Selected excerpt:

************

Bug 1847976

Summary:	galera service has a hardcoded start timeout
Product:	Red Hat OpenStack	Reporter:	Damien Ciabrini <dciabrin>
Component:	puppet-tripleo	Assignee:	Damien Ciabrini <dciabrin>
Status:	CLOSED ERRATA	QA Contact:	David Rosenfeld <drosenfe>
Severity:	medium	Docs Contact:
Priority:	medium
Version:	16.2 (Train)	CC:	dabarzil, jjoyce, jschluet, ljozsa, lmiccini, mbultel, michele, slinaber, tvignaud
Target Milestone:	beta	Keywords:	Triaged
Target Release:	16.2 (Train on RHEL 8.4)
Hardware:	x86_64
OS:	Linux
Whiteboard:
Fixed In Version:	puppet-tripleo-11.5.0-1.20200914161840.f716ef5.el8ost	Doc Type:	If docs needed, set a value
Doc Text:		Story Points:	---
Clone Of:		Environment:
Last Closed:	2021-09-15 07:08:44 UTC	Type:	Bug
Regression:	---	Mount Type:	---
Documentation:	---	CRM:
Verified Versions:		Category:	---
oVirt Team:	---	RHEL 7.3 requirements from Atomic Host:
Cloudforms Team:	---	Target Upstream Version:
Embargoed:

Description Damien Ciabrini 2020-06-17 13:29:37 UTC

Description of problem:
In a HA control plane, the galera service is allowed at most 300 seconds to start on a node and to joins an existing galera cluster.

While in the vast majority of cases this is largely sufficient due to how much data an OpenStack cloud stores in the galera cluster, sometimes it's desirable to have a longer timeout.

For instance, on very large clouds, or on slow machines, it may happen that a full DB synchronization transfer gigabytes of data across the network, and sometimes it takes more than the allowed 300s to finish.

We'd need a way to configure that timeout in Director.

Version-Release number of selected component (if applicable):
puppet-tripleo-11.4.1-0.20200402130302.b4678ba.el8ost.noarch

How reproducible:
always

Steps to Reproduce:
1. deploy an HA overcloud
2. observe the promote timeout of the galera resource with "pcs resource show galera-bundle"


Actual results:
Pacemaker will fail to see the galera resource as started if it takes more than 300s to start.

Expected results:
A means of overriding the promote timeout would help overcoming failures due to long running promotion.

Additional info:

Comment 4 dabarzil 2021-04-04 08:40:12 UTC

Hi Damian,
How can I force a promotion to be over 300s? or override of the promote timeout?

************

Task set:
[1] Answer these questions about the galera timeout bug report, one line each:
(a) How many seconds is the galera service allowed to start on a node and join the cluster?
(b) Which component is the bug filed under?
(c) Which command does the reproduction procedure use to observe the promote timeout?
[2] Carry on the galera timeout bug report with the next comment in the thread, following the last one shown.

Data excerpt:

************

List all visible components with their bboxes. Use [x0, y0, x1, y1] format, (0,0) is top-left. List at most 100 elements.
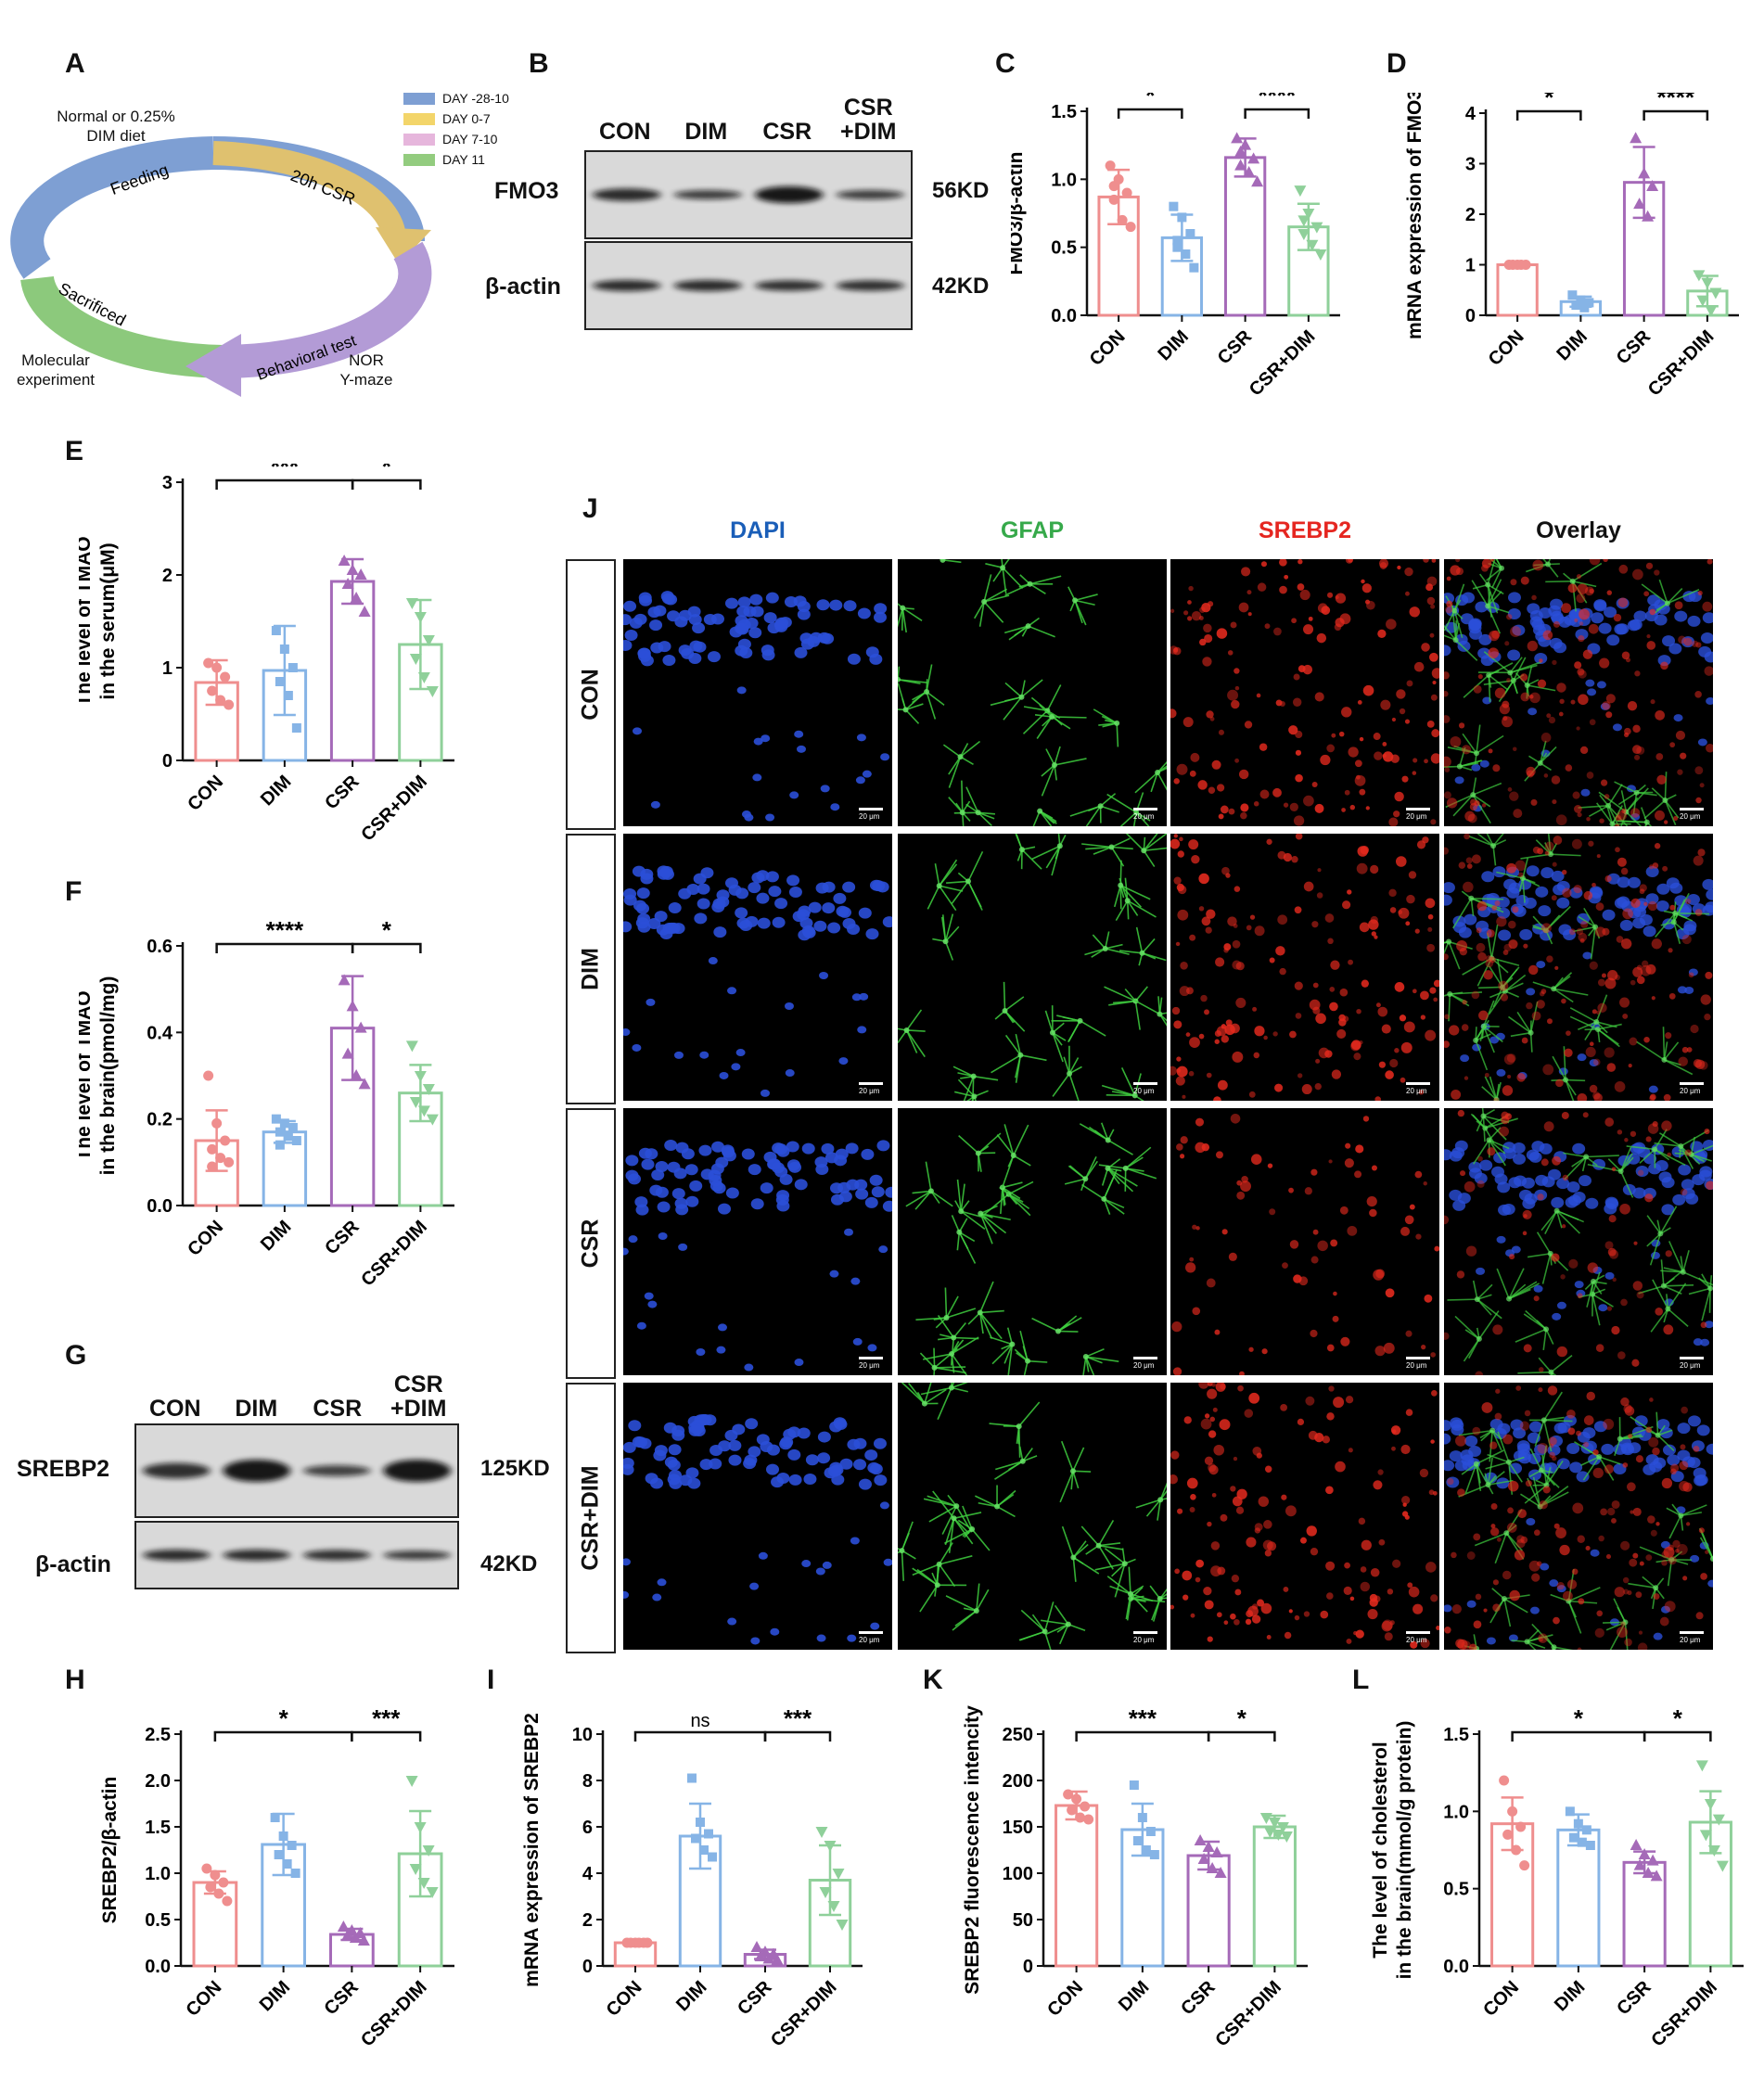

************

Per-task outputs:
[1]
(a) 300 seconds.
(b) puppet-tripleo.
(c) "pcs resource show galera-bundle".

[2]
Comment 5 Damien Ciabrini 2021-04-06 13:06:57 UTC

Hey Daniel,

To validate this bz you need to deploy an overcloud with a hiera override somewhere in your templates, e.g. setting configuring the timeout to 900s:

parameter_defaults:
  ExtraConfig:
    tripleo::profile::pacemaker::database::mysql_bundle::promote_timeout: 900

Once the overcloud is deployed, you should see the configured galera promote timeout with:

# sudo pcs resource config galera
 Resource: galera (class=ocf provider=heartbeat type=galera)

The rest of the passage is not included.